— BEGIN —

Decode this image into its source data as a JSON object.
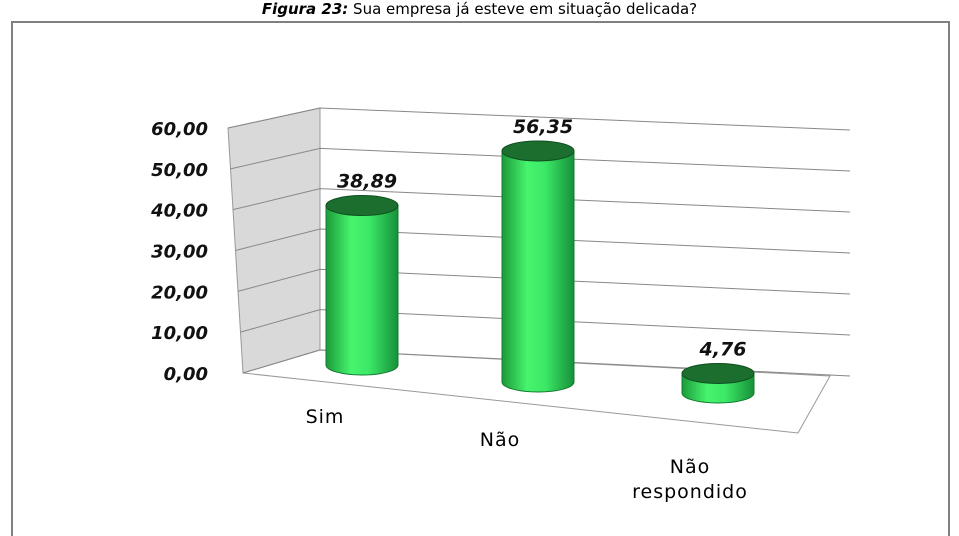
{
  "chart_data": {
    "type": "bar3d",
    "title_label": "Figura 23:",
    "title": "Sua empresa já esteve em situação delicada?",
    "categories": [
      "Sim",
      "Não",
      "Não respondido"
    ],
    "values": [
      38.89,
      56.35,
      4.76
    ],
    "value_labels": [
      "38,89",
      "56,35",
      "4,76"
    ],
    "color": "#3ff06a",
    "ylim": [
      0,
      60
    ],
    "yticks": [
      {
        "value": 0,
        "label": "0,00"
      },
      {
        "value": 10,
        "label": "10,00"
      },
      {
        "value": 20,
        "label": "20,00"
      },
      {
        "value": 30,
        "label": "30,00"
      },
      {
        "value": 40,
        "label": "40,00"
      },
      {
        "value": 50,
        "label": "50,00"
      },
      {
        "value": 60,
        "label": "60,00"
      }
    ],
    "grid": true
  }
}
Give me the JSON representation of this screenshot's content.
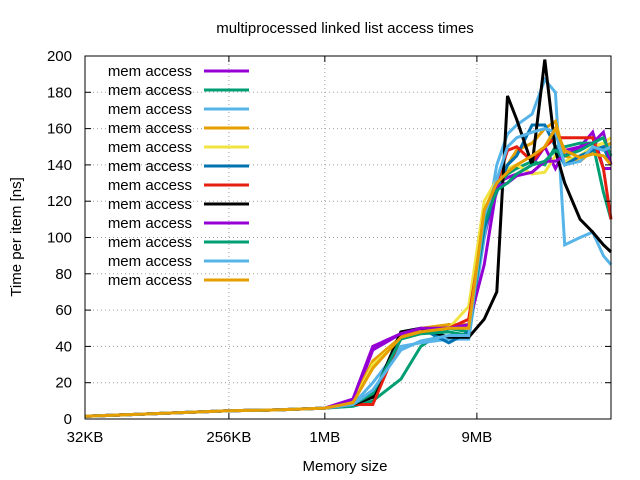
{
  "chart_data": {
    "type": "line",
    "title": "multiprocessed linked list access times",
    "xlabel": "Memory size",
    "ylabel": "Time per item [ns]",
    "xscale": "log2",
    "x_unit": "KB",
    "xlim": [
      32,
      64000
    ],
    "ylim": [
      0,
      200
    ],
    "yticks": [
      0,
      20,
      40,
      60,
      80,
      100,
      120,
      140,
      160,
      180,
      200
    ],
    "xticks": [
      {
        "value": 32,
        "label": "32KB"
      },
      {
        "value": 256,
        "label": "256KB"
      },
      {
        "value": 1024,
        "label": "1MB"
      },
      {
        "value": 9216,
        "label": "9MB"
      }
    ],
    "grid": true,
    "legend_placement": "top-left",
    "x": [
      32,
      64,
      128,
      256,
      512,
      1024,
      1536,
      2048,
      3072,
      4096,
      6144,
      8192,
      10240,
      12288,
      14336,
      16384,
      20480,
      24576,
      28672,
      32768,
      40960,
      49152,
      57344,
      64000
    ],
    "series": [
      {
        "name": "mem access",
        "color": "#9400d3",
        "values": [
          1.5,
          2.5,
          3.5,
          4.5,
          5,
          6,
          9,
          38,
          47,
          48,
          52,
          50,
          100,
          130,
          133,
          135,
          140,
          150,
          138,
          148,
          150,
          158,
          138,
          138
        ]
      },
      {
        "name": "mem access",
        "color": "#009e73",
        "values": [
          1.5,
          2.5,
          3.5,
          4.5,
          5,
          6,
          7,
          10,
          22,
          40,
          50,
          48,
          110,
          128,
          135,
          138,
          142,
          140,
          150,
          150,
          152,
          152,
          125,
          110
        ]
      },
      {
        "name": "mem access",
        "color": "#56b4e9",
        "values": [
          1.5,
          2.5,
          3.5,
          4.5,
          5,
          6,
          8,
          20,
          40,
          42,
          44,
          44,
          100,
          140,
          157,
          162,
          168,
          187,
          180,
          96,
          100,
          103,
          90,
          85
        ]
      },
      {
        "name": "mem access",
        "color": "#e69f00",
        "values": [
          1.5,
          2.5,
          3.5,
          4.5,
          5,
          6,
          10,
          32,
          45,
          50,
          52,
          52,
          110,
          130,
          140,
          148,
          152,
          160,
          164,
          145,
          142,
          148,
          150,
          152
        ]
      },
      {
        "name": "mem access",
        "color": "#f0e442",
        "values": [
          1.5,
          2.5,
          3.5,
          4.5,
          5,
          6,
          9,
          30,
          44,
          47,
          50,
          62,
          120,
          132,
          138,
          140,
          135,
          136,
          145,
          142,
          145,
          150,
          152,
          155
        ]
      },
      {
        "name": "mem access",
        "color": "#0072b2",
        "values": [
          1.5,
          2.5,
          3.5,
          4.5,
          5,
          6,
          8,
          12,
          48,
          50,
          42,
          48,
          105,
          125,
          140,
          145,
          162,
          162,
          150,
          140,
          145,
          148,
          150,
          140
        ]
      },
      {
        "name": "mem access",
        "color": "#e51e10",
        "values": [
          1.5,
          2.5,
          3.5,
          4.5,
          5,
          6,
          8,
          8,
          45,
          48,
          50,
          55,
          110,
          130,
          148,
          150,
          142,
          150,
          155,
          155,
          155,
          155,
          138,
          110
        ]
      },
      {
        "name": "mem access",
        "color": "#000000",
        "values": [
          1.5,
          2.5,
          3.5,
          4.5,
          5,
          6,
          8,
          12,
          48,
          50,
          45,
          45,
          55,
          70,
          178,
          165,
          140,
          198,
          148,
          130,
          110,
          103,
          96,
          92
        ]
      },
      {
        "name": "mem access",
        "color": "#9400d3",
        "values": [
          1.5,
          2.5,
          3.5,
          4.5,
          5,
          6,
          11,
          40,
          47,
          50,
          50,
          52,
          85,
          128,
          130,
          134,
          136,
          142,
          142,
          145,
          150,
          152,
          158,
          140
        ]
      },
      {
        "name": "mem access",
        "color": "#009e73",
        "values": [
          1.5,
          2.5,
          3.5,
          4.5,
          5,
          6,
          8,
          14,
          44,
          47,
          48,
          46,
          108,
          126,
          130,
          135,
          140,
          142,
          148,
          145,
          148,
          152,
          155,
          145
        ]
      },
      {
        "name": "mem access",
        "color": "#56b4e9",
        "values": [
          1.5,
          2.5,
          3.5,
          4.5,
          5,
          6,
          8,
          16,
          38,
          43,
          46,
          46,
          112,
          132,
          150,
          155,
          158,
          160,
          158,
          140,
          142,
          150,
          148,
          150
        ]
      },
      {
        "name": "mem access",
        "color": "#e69f00",
        "values": [
          1.5,
          2.5,
          3.5,
          4.5,
          5,
          6,
          9,
          28,
          45,
          48,
          50,
          50,
          115,
          130,
          136,
          140,
          145,
          150,
          160,
          148,
          144,
          146,
          145,
          140
        ]
      }
    ]
  }
}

— END —

**Given exercise**
From the entries above, copy out every line where the string "JSON" appears.

**Reply to the exercise**
Decode this image into its source data as a JSON object.
Give me the JSON representation of this screenshot's content.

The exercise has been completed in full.